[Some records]
>> Start

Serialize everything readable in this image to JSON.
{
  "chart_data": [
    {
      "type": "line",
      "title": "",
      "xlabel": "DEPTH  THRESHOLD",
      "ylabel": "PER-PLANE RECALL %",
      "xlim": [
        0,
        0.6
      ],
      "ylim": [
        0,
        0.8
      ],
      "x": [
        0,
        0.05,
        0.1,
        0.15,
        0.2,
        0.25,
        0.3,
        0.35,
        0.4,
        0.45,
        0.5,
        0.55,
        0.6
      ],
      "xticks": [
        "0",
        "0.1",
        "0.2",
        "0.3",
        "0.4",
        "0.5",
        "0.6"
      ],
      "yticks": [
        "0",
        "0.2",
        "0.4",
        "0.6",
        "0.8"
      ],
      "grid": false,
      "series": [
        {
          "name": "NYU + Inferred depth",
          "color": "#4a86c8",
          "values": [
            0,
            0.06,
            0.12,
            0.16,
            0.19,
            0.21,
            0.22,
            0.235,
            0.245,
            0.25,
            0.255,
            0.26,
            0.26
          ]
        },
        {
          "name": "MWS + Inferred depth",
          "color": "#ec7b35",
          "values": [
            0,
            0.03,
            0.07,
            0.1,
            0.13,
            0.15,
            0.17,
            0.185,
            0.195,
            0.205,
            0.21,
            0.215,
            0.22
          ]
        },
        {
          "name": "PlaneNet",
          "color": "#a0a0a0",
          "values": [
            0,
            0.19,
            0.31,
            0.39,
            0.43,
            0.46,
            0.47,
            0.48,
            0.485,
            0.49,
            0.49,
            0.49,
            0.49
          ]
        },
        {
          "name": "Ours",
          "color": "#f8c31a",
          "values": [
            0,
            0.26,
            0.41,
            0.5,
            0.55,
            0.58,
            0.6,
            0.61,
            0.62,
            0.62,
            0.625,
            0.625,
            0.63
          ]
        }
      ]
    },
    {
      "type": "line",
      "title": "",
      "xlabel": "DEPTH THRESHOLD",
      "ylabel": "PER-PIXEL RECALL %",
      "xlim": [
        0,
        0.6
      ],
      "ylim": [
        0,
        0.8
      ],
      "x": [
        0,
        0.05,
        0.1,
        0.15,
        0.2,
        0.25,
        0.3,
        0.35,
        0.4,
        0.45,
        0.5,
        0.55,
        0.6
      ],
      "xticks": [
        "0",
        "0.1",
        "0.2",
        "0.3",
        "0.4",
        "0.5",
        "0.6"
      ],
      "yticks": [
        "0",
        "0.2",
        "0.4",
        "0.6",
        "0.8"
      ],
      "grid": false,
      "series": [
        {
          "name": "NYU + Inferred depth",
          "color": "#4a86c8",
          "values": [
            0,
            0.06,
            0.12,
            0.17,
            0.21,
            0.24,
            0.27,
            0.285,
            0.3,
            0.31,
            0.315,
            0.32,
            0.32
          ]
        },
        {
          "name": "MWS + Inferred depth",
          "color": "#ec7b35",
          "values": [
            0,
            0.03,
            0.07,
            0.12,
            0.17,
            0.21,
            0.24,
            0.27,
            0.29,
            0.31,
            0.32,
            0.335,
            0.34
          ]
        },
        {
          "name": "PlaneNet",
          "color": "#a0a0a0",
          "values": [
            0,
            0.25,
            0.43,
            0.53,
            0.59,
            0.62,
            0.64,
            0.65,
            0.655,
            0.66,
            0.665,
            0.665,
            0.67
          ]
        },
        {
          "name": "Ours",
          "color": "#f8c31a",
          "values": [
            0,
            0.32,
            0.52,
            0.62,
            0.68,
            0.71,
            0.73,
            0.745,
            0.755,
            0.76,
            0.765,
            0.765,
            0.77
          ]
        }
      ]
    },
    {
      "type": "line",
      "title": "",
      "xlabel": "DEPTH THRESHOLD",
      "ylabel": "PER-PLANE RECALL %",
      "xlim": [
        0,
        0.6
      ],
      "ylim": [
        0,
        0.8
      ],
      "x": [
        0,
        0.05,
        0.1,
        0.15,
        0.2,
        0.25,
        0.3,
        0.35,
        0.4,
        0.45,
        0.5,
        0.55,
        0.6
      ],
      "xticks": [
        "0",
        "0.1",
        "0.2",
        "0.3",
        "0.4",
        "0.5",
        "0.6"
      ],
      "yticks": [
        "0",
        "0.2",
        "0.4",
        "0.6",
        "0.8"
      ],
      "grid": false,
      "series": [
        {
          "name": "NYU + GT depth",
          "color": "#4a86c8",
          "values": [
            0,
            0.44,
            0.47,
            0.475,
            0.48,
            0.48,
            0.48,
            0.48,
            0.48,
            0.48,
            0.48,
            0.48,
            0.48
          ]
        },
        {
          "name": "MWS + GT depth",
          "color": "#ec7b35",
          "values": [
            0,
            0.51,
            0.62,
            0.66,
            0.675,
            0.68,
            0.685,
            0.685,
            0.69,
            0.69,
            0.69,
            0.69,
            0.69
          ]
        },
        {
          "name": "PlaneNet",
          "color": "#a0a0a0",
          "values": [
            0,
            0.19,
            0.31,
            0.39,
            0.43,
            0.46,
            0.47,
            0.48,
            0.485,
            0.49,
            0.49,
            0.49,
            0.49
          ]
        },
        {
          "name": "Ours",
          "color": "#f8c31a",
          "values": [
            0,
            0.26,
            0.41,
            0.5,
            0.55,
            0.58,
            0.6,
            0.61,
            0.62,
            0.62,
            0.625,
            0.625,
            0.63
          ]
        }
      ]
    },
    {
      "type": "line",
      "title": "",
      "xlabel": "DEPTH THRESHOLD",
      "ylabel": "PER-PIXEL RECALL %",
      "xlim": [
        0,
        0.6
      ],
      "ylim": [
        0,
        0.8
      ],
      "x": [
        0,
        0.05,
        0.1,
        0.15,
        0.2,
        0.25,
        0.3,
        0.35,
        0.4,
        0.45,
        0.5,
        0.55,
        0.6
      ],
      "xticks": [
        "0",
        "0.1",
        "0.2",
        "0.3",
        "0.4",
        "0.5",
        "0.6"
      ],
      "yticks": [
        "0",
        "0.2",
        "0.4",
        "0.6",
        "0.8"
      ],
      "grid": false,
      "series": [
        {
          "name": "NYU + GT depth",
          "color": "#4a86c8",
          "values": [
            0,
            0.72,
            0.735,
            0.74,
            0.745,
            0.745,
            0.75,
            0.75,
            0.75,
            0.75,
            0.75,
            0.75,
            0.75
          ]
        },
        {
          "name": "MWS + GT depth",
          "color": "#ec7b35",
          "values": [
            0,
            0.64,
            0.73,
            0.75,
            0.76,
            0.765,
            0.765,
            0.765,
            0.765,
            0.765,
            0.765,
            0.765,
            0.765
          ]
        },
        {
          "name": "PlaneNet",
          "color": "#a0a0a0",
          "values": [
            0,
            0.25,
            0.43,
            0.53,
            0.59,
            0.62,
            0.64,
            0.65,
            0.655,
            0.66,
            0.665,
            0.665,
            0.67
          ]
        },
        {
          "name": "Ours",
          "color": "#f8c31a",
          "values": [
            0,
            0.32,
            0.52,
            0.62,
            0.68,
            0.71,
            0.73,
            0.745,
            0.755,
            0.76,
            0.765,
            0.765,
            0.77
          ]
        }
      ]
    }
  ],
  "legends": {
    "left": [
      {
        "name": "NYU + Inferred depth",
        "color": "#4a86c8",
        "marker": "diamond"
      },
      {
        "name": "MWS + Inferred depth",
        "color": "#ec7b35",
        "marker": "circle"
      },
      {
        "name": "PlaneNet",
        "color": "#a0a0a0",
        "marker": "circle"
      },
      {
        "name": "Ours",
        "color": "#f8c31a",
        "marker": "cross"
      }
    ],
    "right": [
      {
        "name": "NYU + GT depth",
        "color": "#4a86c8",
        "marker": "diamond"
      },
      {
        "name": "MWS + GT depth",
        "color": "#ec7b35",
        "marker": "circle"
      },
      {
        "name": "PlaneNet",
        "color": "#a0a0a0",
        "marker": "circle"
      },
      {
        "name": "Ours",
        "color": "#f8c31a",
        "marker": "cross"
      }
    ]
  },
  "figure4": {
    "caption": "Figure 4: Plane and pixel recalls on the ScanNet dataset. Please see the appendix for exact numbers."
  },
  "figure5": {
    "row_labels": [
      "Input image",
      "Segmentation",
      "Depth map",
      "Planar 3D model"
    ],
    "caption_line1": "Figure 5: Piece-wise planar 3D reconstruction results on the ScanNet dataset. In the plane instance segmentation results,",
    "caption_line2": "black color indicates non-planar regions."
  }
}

>> End

**What is expected**
Which lines include "image"? Copy each of them out.

**Result of this task**
Serialize everything readable in this image to JSON.
      "Input image",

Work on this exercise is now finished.